* _PROVIDED ENTRIES_:
──────────────────────────────

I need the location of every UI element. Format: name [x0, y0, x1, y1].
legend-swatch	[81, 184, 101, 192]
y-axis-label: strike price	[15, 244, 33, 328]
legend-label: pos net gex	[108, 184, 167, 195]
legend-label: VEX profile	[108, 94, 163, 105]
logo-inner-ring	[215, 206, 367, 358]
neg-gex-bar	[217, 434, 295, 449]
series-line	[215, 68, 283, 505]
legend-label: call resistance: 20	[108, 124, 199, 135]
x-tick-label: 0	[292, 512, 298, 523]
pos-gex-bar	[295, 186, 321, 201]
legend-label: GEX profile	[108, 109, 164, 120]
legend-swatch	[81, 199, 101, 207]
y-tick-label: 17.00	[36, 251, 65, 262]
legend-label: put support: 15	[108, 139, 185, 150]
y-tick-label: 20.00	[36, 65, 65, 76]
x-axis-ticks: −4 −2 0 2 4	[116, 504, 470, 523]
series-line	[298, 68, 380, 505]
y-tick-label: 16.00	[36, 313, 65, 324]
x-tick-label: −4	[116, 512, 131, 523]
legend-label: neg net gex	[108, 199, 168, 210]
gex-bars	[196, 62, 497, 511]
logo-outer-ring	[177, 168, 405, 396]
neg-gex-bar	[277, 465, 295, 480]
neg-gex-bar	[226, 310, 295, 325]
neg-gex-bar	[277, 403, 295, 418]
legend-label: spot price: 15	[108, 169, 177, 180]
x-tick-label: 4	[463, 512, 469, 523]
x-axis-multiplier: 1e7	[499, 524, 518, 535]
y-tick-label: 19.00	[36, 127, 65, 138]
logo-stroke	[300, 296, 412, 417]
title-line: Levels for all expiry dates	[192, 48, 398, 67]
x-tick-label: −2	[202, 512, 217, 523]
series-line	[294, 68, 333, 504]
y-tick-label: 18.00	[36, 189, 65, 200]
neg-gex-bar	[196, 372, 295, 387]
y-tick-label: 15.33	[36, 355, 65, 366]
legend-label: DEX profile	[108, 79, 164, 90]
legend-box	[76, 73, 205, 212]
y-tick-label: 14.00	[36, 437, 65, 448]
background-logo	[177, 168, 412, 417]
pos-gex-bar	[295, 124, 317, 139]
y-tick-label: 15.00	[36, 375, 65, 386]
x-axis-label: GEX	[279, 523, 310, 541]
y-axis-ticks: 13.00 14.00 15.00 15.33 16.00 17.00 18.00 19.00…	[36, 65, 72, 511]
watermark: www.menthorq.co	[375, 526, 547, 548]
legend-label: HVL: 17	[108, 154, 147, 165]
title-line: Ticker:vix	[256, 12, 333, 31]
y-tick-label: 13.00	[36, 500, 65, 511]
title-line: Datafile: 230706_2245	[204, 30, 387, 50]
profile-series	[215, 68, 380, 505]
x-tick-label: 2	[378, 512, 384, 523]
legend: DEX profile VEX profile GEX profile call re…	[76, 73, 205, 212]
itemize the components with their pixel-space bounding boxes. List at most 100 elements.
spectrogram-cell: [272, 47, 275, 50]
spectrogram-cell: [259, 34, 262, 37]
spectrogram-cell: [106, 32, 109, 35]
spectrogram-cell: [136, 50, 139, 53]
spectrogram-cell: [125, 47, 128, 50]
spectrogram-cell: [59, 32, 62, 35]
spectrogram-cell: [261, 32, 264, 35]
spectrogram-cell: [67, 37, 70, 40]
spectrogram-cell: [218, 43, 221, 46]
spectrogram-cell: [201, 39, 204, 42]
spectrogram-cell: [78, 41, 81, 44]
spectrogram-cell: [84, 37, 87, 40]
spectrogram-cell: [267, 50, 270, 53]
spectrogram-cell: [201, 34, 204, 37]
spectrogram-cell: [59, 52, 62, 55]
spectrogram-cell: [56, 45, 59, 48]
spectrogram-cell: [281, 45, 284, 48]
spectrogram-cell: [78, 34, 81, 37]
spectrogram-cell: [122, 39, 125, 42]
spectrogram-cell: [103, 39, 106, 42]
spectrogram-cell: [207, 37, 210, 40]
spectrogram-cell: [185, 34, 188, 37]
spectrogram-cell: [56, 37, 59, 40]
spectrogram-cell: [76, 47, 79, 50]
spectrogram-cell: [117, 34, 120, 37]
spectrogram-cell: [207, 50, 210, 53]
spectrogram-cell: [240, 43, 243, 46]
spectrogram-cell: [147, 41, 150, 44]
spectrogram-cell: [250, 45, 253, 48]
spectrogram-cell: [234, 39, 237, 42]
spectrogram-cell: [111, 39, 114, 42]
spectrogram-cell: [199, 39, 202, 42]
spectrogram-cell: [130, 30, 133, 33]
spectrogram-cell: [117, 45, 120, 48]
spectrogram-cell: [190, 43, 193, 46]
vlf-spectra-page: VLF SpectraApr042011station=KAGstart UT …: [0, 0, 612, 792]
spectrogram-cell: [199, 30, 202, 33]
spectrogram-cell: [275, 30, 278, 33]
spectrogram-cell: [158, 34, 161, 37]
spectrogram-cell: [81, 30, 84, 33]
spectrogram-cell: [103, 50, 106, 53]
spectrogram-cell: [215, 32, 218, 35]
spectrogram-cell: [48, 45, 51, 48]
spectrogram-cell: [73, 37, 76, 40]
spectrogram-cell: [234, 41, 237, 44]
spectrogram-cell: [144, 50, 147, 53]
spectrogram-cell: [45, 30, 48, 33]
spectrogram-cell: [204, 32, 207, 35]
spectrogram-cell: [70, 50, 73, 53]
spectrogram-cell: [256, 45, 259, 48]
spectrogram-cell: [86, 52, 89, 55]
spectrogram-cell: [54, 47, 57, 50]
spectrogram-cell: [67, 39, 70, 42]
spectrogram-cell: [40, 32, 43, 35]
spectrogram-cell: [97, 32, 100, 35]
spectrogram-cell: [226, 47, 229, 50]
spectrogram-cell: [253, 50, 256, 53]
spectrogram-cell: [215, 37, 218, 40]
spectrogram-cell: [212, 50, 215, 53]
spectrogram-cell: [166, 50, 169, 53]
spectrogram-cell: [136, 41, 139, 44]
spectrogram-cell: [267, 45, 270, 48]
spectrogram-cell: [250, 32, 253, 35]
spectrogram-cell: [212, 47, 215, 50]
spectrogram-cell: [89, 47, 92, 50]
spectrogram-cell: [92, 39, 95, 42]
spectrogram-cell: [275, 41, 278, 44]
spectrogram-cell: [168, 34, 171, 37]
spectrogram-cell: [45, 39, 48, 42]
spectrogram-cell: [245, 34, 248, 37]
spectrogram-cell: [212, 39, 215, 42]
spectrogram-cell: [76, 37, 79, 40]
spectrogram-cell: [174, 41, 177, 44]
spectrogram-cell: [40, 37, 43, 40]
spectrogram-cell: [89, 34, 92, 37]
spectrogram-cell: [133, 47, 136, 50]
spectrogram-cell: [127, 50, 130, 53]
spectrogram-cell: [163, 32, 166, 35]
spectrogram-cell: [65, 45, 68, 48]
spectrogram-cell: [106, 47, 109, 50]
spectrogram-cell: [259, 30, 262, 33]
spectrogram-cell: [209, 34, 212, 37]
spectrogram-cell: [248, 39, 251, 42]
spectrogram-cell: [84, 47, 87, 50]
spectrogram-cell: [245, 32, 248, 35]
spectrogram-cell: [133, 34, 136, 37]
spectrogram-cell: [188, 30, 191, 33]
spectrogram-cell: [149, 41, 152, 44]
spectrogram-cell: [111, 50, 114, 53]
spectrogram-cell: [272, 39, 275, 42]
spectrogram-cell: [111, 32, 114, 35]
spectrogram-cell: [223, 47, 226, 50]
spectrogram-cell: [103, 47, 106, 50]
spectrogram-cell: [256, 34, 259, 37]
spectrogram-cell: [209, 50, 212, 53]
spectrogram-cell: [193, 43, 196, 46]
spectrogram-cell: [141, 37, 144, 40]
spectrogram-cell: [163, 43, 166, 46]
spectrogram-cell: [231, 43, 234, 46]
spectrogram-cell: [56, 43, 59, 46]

──────────────────────────────

* _GOAL_:
Rewrite the lines from the first one through the line holding "313, 65, 324]", inclusive, replacing "series-line" with "profile-curve" and leaving everything else unchanged.

* _RESPONSE_:
I need the location of every UI element. Format: name [x0, y0, x1, y1].
legend-swatch	[81, 184, 101, 192]
y-axis-label: strike price	[15, 244, 33, 328]
legend-label: pos net gex	[108, 184, 167, 195]
legend-label: VEX profile	[108, 94, 163, 105]
logo-inner-ring	[215, 206, 367, 358]
neg-gex-bar	[217, 434, 295, 449]
profile-curve	[215, 68, 283, 505]
legend-label: call resistance: 20	[108, 124, 199, 135]
x-tick-label: 0	[292, 512, 298, 523]
pos-gex-bar	[295, 186, 321, 201]
legend-label: GEX profile	[108, 109, 164, 120]
legend-swatch	[81, 199, 101, 207]
y-tick-label: 17.00	[36, 251, 65, 262]
legend-label: put support: 15	[108, 139, 185, 150]
y-tick-label: 20.00	[36, 65, 65, 76]
x-axis-ticks: −4 −2 0 2 4	[116, 504, 470, 523]
profile-curve	[298, 68, 380, 505]
y-tick-label: 16.00	[36, 313, 65, 324]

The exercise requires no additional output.